*Given instruction*:
Copy every line of the data in which the word "esse" occurs.

# start of Entries provided

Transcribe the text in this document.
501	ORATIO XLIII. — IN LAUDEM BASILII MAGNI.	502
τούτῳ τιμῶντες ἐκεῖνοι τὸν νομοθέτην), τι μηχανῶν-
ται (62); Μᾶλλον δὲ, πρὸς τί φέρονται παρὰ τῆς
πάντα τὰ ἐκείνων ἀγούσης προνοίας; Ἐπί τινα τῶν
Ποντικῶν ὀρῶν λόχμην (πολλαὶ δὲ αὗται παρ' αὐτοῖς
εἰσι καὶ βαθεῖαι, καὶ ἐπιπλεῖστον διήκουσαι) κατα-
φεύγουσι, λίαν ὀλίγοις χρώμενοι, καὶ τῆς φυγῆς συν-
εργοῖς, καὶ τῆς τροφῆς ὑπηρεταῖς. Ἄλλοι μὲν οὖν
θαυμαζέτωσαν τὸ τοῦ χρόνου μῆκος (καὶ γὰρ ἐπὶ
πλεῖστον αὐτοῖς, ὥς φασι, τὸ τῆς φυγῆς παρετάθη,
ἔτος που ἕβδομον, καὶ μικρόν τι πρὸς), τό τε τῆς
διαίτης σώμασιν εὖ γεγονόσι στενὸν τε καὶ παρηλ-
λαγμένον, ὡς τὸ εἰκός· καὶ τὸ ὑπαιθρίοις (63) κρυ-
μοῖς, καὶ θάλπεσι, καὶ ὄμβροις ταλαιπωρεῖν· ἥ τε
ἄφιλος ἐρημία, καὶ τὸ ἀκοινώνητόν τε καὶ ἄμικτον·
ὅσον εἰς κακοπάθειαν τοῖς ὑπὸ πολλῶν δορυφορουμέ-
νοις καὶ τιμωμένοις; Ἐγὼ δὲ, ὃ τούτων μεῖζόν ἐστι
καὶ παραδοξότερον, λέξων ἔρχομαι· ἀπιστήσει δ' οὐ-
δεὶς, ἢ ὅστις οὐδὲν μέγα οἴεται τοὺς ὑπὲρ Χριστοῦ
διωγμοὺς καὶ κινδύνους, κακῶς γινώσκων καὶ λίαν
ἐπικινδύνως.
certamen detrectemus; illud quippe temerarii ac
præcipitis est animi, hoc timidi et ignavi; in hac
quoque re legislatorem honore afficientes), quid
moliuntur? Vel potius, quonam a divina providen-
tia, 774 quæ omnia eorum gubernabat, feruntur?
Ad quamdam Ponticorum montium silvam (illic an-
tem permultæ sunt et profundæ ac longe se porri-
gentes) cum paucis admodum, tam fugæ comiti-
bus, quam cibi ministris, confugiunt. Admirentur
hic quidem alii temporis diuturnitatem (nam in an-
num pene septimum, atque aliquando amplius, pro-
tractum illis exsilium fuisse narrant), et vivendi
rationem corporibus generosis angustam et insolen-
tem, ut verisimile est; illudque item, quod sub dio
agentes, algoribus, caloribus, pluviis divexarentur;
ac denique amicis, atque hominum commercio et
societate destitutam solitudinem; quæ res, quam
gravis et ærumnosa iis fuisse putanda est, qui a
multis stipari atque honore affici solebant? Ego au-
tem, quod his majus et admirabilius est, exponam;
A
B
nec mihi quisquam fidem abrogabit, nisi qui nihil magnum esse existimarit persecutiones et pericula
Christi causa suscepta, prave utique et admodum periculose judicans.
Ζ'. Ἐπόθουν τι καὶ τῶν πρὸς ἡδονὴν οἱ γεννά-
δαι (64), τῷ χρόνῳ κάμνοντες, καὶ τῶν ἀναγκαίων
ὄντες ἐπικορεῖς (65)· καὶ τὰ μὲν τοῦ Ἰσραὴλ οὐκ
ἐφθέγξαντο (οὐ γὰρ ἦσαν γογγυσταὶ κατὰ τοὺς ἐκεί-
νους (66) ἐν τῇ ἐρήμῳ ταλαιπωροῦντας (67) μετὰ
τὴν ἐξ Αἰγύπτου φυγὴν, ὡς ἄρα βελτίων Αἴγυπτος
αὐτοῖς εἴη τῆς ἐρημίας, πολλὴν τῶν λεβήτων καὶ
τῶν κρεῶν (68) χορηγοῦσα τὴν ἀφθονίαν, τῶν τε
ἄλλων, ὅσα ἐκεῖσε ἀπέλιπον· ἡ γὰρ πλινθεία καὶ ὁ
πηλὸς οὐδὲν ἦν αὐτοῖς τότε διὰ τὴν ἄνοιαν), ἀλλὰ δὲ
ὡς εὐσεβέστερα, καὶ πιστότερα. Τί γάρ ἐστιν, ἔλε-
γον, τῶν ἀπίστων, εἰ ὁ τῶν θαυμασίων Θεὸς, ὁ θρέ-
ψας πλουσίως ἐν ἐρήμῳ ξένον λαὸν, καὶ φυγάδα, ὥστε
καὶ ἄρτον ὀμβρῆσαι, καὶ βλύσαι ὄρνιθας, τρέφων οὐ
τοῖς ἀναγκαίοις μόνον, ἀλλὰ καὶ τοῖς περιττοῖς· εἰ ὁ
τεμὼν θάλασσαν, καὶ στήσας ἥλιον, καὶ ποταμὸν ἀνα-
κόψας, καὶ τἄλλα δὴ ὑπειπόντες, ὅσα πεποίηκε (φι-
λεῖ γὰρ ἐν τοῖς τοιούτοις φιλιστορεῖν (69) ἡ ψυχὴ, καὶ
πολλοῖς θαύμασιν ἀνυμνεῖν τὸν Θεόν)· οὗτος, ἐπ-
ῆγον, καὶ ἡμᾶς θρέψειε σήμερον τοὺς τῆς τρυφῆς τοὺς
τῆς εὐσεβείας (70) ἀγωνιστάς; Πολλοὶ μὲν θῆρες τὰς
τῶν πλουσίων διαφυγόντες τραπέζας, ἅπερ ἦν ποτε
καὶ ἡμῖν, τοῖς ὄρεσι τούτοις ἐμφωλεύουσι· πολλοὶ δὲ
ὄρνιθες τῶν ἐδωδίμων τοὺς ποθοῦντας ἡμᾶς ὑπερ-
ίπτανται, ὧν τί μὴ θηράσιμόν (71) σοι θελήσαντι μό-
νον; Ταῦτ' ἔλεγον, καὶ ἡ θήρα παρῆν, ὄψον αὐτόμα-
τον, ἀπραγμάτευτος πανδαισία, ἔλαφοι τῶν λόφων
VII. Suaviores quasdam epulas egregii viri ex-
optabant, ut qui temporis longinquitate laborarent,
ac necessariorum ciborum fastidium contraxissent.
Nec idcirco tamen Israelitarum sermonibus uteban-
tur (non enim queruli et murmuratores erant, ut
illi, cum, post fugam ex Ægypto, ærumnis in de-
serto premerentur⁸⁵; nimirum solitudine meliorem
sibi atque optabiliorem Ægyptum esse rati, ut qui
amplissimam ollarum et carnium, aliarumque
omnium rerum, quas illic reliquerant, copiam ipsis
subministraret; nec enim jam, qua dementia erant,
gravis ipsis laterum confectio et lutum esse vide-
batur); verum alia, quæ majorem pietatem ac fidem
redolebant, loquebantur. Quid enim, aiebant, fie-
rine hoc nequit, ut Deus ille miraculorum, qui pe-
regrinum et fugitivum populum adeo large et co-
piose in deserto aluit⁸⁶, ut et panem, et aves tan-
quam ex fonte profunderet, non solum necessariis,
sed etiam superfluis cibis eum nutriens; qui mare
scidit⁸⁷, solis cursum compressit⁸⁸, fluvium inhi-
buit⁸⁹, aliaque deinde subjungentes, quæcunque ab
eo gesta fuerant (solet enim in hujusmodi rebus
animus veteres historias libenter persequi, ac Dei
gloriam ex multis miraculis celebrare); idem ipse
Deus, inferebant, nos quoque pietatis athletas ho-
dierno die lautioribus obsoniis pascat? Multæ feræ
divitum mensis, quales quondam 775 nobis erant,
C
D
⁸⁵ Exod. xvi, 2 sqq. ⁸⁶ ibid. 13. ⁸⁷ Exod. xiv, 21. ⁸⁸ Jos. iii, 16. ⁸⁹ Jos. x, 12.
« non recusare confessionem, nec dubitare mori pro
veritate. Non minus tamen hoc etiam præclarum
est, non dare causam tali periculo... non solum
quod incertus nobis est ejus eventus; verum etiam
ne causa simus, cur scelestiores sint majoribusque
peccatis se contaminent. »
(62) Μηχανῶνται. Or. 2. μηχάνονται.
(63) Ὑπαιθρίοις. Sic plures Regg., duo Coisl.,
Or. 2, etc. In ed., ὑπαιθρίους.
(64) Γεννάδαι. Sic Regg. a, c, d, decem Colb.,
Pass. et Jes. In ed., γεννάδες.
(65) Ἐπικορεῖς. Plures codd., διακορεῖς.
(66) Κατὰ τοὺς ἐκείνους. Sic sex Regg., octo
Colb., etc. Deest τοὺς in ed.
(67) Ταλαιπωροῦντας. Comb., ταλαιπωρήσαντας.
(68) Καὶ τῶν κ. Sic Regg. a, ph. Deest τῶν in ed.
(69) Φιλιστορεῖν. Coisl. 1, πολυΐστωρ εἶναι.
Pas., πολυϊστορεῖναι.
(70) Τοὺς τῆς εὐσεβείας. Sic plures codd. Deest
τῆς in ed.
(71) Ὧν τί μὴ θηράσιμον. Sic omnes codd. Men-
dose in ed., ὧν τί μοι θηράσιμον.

# end of Entries provided

*Exercise answer*:
nec mihi quisquam fidem abrogabit, nisi qui nihil magnum esse existimarit persecutiones et pericula
sibi atque optabiliorem Ægyptum esse rati, ut qui
gravis ipsis laterum confectio et lutum esse vide-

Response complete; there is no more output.